__REQUEST__
Word for word, give the material below again, minus any images.

__RECORDS__
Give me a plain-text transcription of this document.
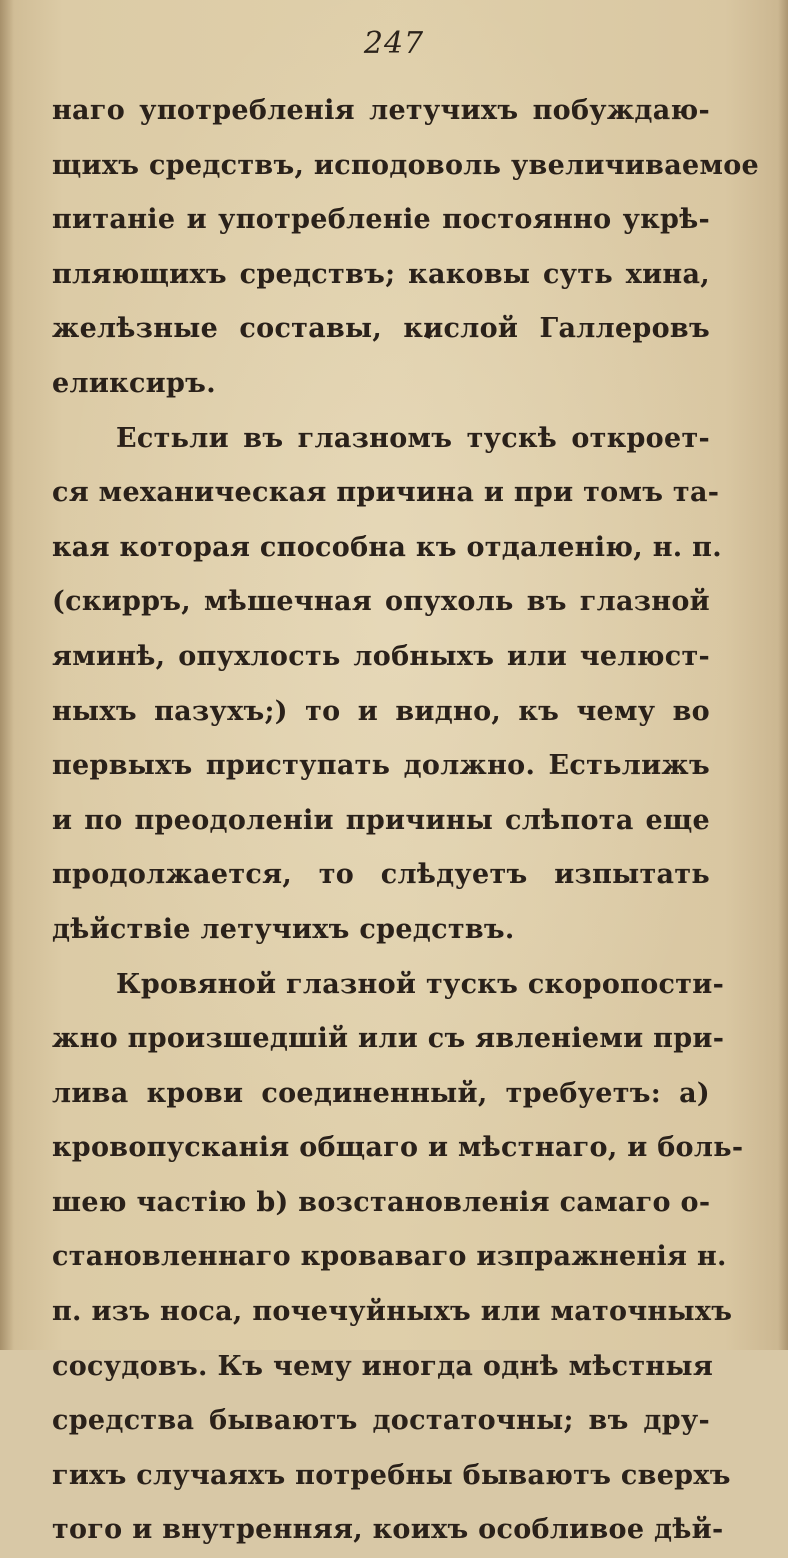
247
наго употребленія летучихъ побуждаю-
щихъ средствъ, исподоволь увеличиваемое
питаніе и употребленіе постоянно укрѣ-
пляющихъ средствъ; каковы суть хина,
желѣзные составы, кислой Галлеровъ
еликсиръ.
Естьли въ глазномъ тускѣ откроет-
ся механическая причина и при томъ та-
кая которая способна къ отдаленію, н. п.
(скирръ, мѣшечная опухоль въ глазной
яминѣ, опухлость лобныхъ или челюст-
ныхъ пазухъ;) то и видно, къ чему во
первыхъ приступать должно. Естьлижъ
и по преодоленіи причины слѣпота еще
продолжается, то слѣдуетъ изпытать
дѣйствіе летучихъ средствъ.
Кровяной глазной тускъ скоропости-
жно произшедшій или съ явленіеми при-
лива крови соединенный, требуетъ: а)
кровопусканія общаго и мѣстнаго, и боль-
шею частію b) возстановленія самаго о-
становленнаго кроваваго изпражненія н.
п. изъ носа, почечуйныхъ или маточныхъ
сосудовъ. Къ чему иногда однѣ мѣстныя
средства бываютъ достаточны; въ дру-
гихъ случаяхъ потребны бываютъ сверхъ
того и внутренняя, коихъ особливое дѣй-
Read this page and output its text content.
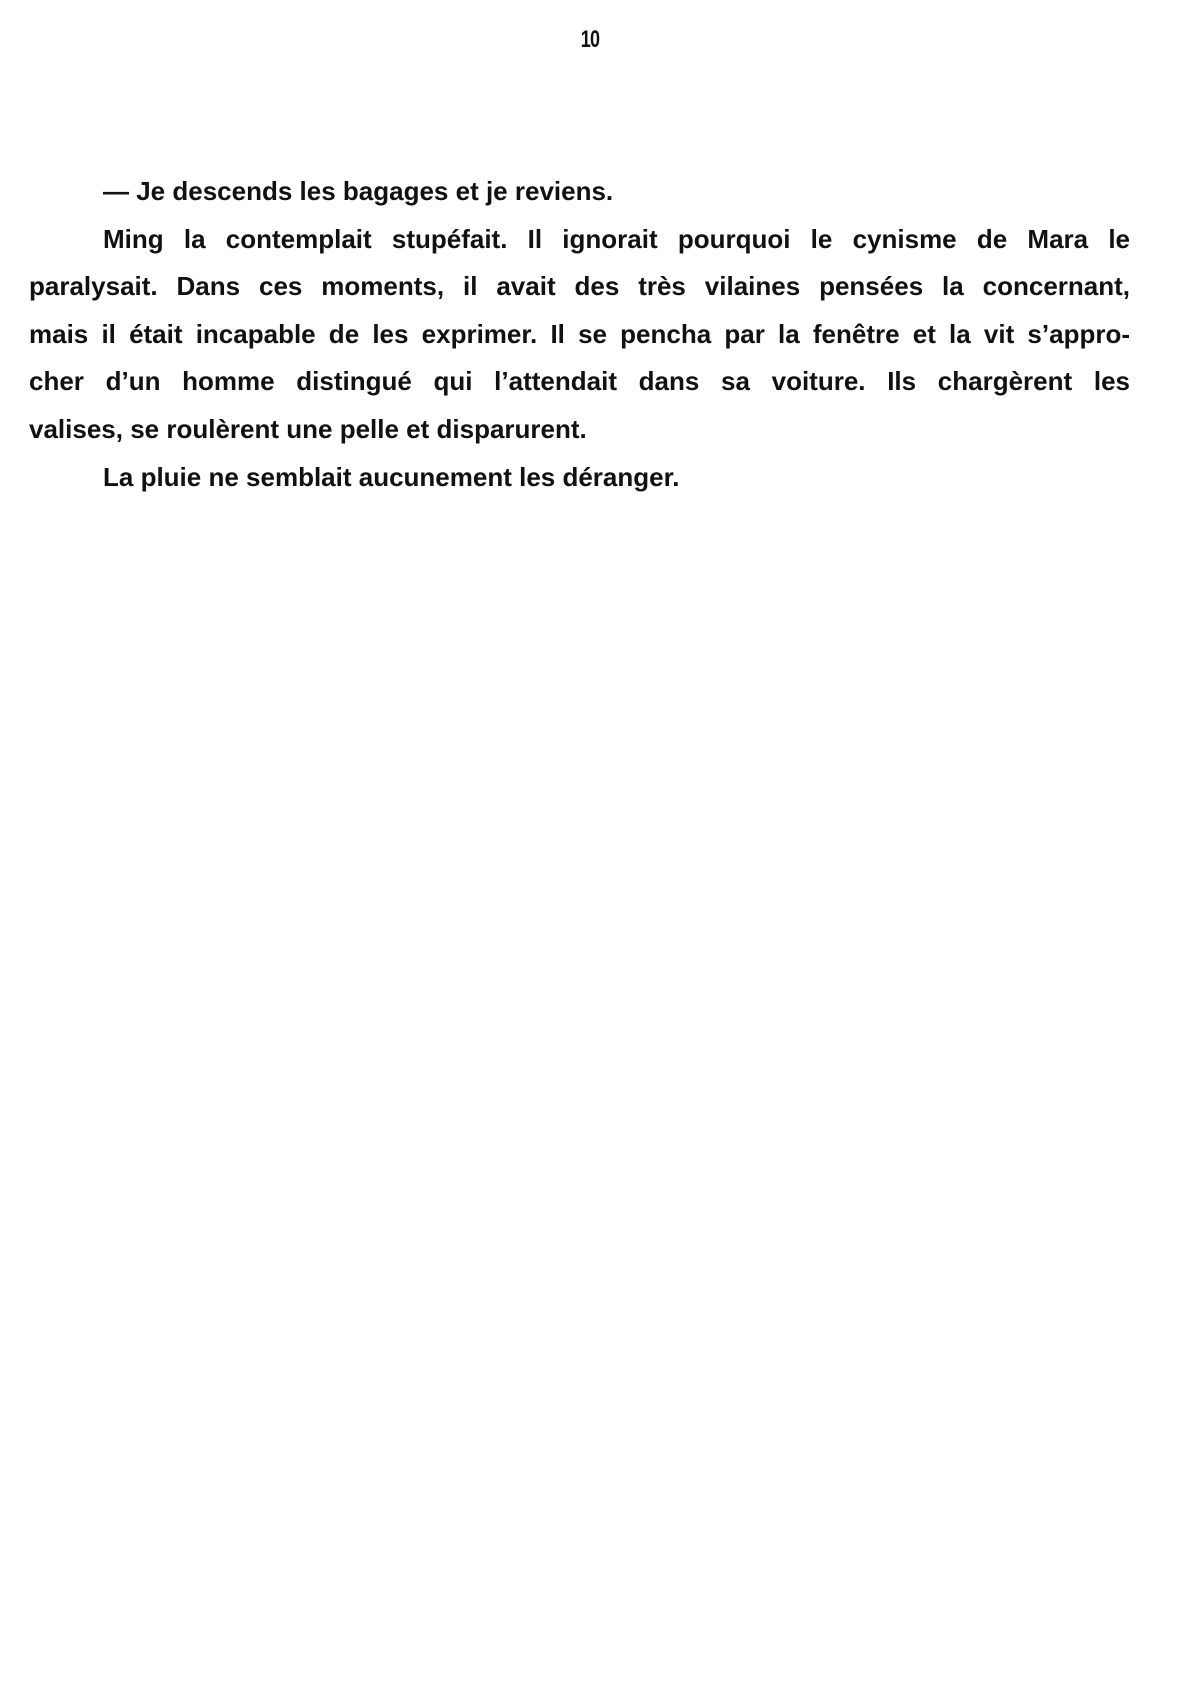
10
— Je descends les bagages et je reviens.
Ming la contemplait stupéfait. Il ignorait pourquoi le cynisme de Mara le
paralysait. Dans ces moments, il avait des très vilaines pensées la concernant,
mais il était incapable de les exprimer. Il se pencha par la fenêtre et la vit s’appro-
cher d’un homme distingué qui l’attendait dans sa voiture. Ils chargèrent les
valises, se roulèrent une pelle et disparurent.
La pluie ne semblait aucunement les déranger.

__THE SOLUTION__
Give me a plain-text transcription of this document.
247
наго употребленія летучихъ побуждаю-
щихъ средствъ, исподоволь увеличиваемое
питаніе и употребленіе постоянно укрѣ-
пляющихъ средствъ; каковы суть хина,
желѣзные составы, кислой Галлеровъ
еликсиръ.
Естьли въ глазномъ тускѣ откроет-
ся механическая причина и при томъ та-
кая которая способна къ отдаленію, н. п.
(скирръ, мѣшечная опухоль въ глазной
яминѣ, опухлость лобныхъ или челюст-
ныхъ пазухъ;) то и видно, къ чему во
первыхъ приступать должно. Естьлижъ
и по преодоленіи причины слѣпота еще
продолжается, то слѣдуетъ изпытать
дѣйствіе летучихъ средствъ.
Кровяной глазной тускъ скоропости-
жно произшедшій или съ явленіеми при-
лива крови соединенный, требуетъ: а)
кровопусканія общаго и мѣстнаго, и боль-
шею частію b) возстановленія самаго о-
становленнаго кроваваго изпражненія н.
п. изъ носа, почечуйныхъ или маточныхъ
сосудовъ. Къ чему иногда однѣ мѣстныя
средства бываютъ достаточны; въ дру-
гихъ случаяхъ потребны бываютъ сверхъ
того и внутренняя, коихъ особливое дѣй-
Read this page and output its text content.
10
— Je descends les bagages et je reviens.
Ming la contemplait stupéfait. Il ignorait pourquoi le cynisme de Mara le
paralysait. Dans ces moments, il avait des très vilaines pensées la concernant,
mais il était incapable de les exprimer. Il se pencha par la fenêtre et la vit s’appro-
cher d’un homme distingué qui l’attendait dans sa voiture. Ils chargèrent les
valises, se roulèrent une pelle et disparurent.
La pluie ne semblait aucunement les déranger.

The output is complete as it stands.